Present the following data again exactly as it is shown.
Start
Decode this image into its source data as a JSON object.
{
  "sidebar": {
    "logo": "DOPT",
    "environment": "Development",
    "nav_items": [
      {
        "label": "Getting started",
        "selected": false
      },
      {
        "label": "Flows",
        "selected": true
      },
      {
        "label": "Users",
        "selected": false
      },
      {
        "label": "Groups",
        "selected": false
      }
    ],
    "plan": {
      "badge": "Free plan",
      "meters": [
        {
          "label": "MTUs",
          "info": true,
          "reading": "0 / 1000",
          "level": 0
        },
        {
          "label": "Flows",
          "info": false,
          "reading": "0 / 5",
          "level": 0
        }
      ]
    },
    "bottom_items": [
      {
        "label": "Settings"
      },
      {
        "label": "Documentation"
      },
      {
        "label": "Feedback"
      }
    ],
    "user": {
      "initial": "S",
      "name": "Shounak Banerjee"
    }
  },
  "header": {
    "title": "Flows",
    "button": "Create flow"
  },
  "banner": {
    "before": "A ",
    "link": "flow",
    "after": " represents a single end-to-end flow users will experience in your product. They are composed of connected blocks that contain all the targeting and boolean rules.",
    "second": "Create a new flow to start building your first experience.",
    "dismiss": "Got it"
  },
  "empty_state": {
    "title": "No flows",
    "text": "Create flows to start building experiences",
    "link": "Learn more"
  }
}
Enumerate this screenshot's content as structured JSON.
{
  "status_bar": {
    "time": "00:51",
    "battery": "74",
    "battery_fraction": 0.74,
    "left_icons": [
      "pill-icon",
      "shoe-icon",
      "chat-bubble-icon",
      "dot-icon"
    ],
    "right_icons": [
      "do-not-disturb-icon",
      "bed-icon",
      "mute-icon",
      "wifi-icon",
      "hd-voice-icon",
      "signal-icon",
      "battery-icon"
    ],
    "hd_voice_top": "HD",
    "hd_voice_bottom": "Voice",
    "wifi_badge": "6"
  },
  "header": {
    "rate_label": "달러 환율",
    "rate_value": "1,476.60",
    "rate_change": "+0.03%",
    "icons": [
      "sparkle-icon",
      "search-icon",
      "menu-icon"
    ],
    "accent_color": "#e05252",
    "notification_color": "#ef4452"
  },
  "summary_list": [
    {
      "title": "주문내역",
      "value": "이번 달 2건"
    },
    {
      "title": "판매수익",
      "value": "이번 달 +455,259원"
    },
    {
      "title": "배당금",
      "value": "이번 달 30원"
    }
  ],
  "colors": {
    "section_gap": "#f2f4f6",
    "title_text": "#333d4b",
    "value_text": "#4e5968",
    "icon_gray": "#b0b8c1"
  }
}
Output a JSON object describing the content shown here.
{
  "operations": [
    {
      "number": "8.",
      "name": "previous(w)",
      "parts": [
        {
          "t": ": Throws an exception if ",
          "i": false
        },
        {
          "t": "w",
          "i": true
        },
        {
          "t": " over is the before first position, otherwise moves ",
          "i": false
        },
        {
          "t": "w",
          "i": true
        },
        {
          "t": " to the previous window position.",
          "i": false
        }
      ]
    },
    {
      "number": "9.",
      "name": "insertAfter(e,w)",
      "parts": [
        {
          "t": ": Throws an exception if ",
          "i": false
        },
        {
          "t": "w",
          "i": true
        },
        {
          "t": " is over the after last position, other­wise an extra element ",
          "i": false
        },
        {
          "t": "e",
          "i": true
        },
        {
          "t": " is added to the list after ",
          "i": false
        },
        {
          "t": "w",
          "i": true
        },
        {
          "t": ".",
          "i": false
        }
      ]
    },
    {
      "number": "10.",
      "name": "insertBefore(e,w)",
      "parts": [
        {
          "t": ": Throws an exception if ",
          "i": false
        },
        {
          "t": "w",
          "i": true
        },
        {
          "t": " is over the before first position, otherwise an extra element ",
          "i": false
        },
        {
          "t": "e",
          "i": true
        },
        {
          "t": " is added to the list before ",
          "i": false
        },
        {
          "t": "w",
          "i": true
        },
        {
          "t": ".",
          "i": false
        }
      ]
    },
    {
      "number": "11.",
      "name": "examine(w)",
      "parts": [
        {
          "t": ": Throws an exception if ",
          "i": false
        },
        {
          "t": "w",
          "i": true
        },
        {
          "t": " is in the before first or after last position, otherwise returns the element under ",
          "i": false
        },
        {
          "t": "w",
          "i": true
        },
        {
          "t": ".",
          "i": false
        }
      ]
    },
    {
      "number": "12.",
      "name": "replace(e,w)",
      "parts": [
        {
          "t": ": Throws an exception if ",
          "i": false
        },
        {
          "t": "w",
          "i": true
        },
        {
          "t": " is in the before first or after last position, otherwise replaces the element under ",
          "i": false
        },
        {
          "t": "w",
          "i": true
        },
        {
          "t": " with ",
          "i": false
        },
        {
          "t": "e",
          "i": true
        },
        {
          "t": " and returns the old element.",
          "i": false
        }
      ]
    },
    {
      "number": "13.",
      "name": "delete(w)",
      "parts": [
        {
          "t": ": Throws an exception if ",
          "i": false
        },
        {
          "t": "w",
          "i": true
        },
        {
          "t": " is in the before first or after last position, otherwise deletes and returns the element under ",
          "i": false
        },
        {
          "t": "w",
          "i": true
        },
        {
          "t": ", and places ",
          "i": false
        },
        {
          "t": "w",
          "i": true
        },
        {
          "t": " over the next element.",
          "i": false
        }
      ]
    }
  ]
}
End
— Solution to the exercise —
Decode this image into its source data as a JSON object.
{
  "sidebar": {
    "logo": "DOPT",
    "environment": "Development",
    "nav_items": [
      {
        "label": "Getting started",
        "selected": false
      },
      {
        "label": "Flows",
        "selected": true
      },
      {
        "label": "Users",
        "selected": false
      },
      {
        "label": "Groups",
        "selected": false
      }
    ],
    "plan": {
      "badge": "Free plan",
      "meters": [
        {
          "label": "MTUs",
          "info": true,
          "reading": "0 / 1000",
          "level": 0
        },
        {
          "label": "Flows",
          "info": false,
          "reading": "0 / 5",
          "level": 0
        }
      ]
    },
    "bottom_items": [
      {
        "label": "Settings"
      },
      {
        "label": "Documentation"
      },
      {
        "label": "Feedback"
      }
    ],
    "user": {
      "initial": "S",
      "name": "Shounak Banerjee"
    }
  },
  "header": {
    "title": "Flows",
    "button": "Create flow"
  },
  "banner": {
    "before": "A ",
    "link": "flow",
    "after": " represents a single end-to-end flow users will experience in your product. They are composed of connected blocks that contain all the targeting and boolean rules.",
    "second": "Create a new flow to start building your first experience.",
    "dismiss": "Got it"
  },
  "empty_state": {
    "title": "No flows",
    "text": "Create flows to start building experiences",
    "link": "Learn more"
  }
}
Enumerate this screenshot's content as structured JSON.
{
  "status_bar": {
    "time": "00:51",
    "battery": "74",
    "battery_fraction": 0.74,
    "left_icons": [
      "pill-icon",
      "shoe-icon",
      "chat-bubble-icon",
      "dot-icon"
    ],
    "right_icons": [
      "do-not-disturb-icon",
      "bed-icon",
      "mute-icon",
      "wifi-icon",
      "hd-voice-icon",
      "signal-icon",
      "battery-icon"
    ],
    "hd_voice_top": "HD",
    "hd_voice_bottom": "Voice",
    "wifi_badge": "6"
  },
  "header": {
    "rate_label": "달러 환율",
    "rate_value": "1,476.60",
    "rate_change": "+0.03%",
    "icons": [
      "sparkle-icon",
      "search-icon",
      "menu-icon"
    ],
    "accent_color": "#e05252",
    "notification_color": "#ef4452"
  },
  "summary_list": [
    {
      "title": "주문내역",
      "value": "이번 달 2건"
    },
    {
      "title": "판매수익",
      "value": "이번 달 +455,259원"
    },
    {
      "title": "배당금",
      "value": "이번 달 30원"
    }
  ],
  "colors": {
    "section_gap": "#f2f4f6",
    "title_text": "#333d4b",
    "value_text": "#4e5968",
    "icon_gray": "#b0b8c1"
  }
}
Output a JSON object describing the content shown here.
{
  "operations": [
    {
      "number": "8.",
      "name": "previous(w)",
      "parts": [
        {
          "t": ": Throws an exception if ",
          "i": false
        },
        {
          "t": "w",
          "i": true
        },
        {
          "t": " over is the before first position, otherwise moves ",
          "i": false
        },
        {
          "t": "w",
          "i": true
        },
        {
          "t": " to the previous window position.",
          "i": false
        }
      ]
    },
    {
      "number": "9.",
      "name": "insertAfter(e,w)",
      "parts": [
        {
          "t": ": Throws an exception if ",
          "i": false
        },
        {
          "t": "w",
          "i": true
        },
        {
          "t": " is over the after last position, other­wise an extra element ",
          "i": false
        },
        {
          "t": "e",
          "i": true
        },
        {
          "t": " is added to the list after ",
          "i": false
        },
        {
          "t": "w",
          "i": true
        },
        {
          "t": ".",
          "i": false
        }
      ]
    },
    {
      "number": "10.",
      "name": "insertBefore(e,w)",
      "parts": [
        {
          "t": ": Throws an exception if ",
          "i": false
        },
        {
          "t": "w",
          "i": true
        },
        {
          "t": " is over the before first position, otherwise an extra element ",
          "i": false
        },
        {
          "t": "e",
          "i": true
        },
        {
          "t": " is added to the list before ",
          "i": false
        },
        {
          "t": "w",
          "i": true
        },
        {
          "t": ".",
          "i": false
        }
      ]
    },
    {
      "number": "11.",
      "name": "examine(w)",
      "parts": [
        {
          "t": ": Throws an exception if ",
          "i": false
        },
        {
          "t": "w",
          "i": true
        },
        {
          "t": " is in the before first or after last position, otherwise returns the element under ",
          "i": false
        },
        {
          "t": "w",
          "i": true
        },
        {
          "t": ".",
          "i": false
        }
      ]
    },
    {
      "number": "12.",
      "name": "replace(e,w)",
      "parts": [
        {
          "t": ": Throws an exception if ",
          "i": false
        },
        {
          "t": "w",
          "i": true
        },
        {
          "t": " is in the before first or after last position, otherwise replaces the element under ",
          "i": false
        },
        {
          "t": "w",
          "i": true
        },
        {
          "t": " with ",
          "i": false
        },
        {
          "t": "e",
          "i": true
        },
        {
          "t": " and returns the old element.",
          "i": false
        }
      ]
    },
    {
      "number": "13.",
      "name": "delete(w)",
      "parts": [
        {
          "t": ": Throws an exception if ",
          "i": false
        },
        {
          "t": "w",
          "i": true
        },
        {
          "t": " is in the before first or after last position, otherwise deletes and returns the element under ",
          "i": false
        },
        {
          "t": "w",
          "i": true
        },
        {
          "t": ", and places ",
          "i": false
        },
        {
          "t": "w",
          "i": true
        },
        {
          "t": " over the next element.",
          "i": false
        }
      ]
    }
  ]
}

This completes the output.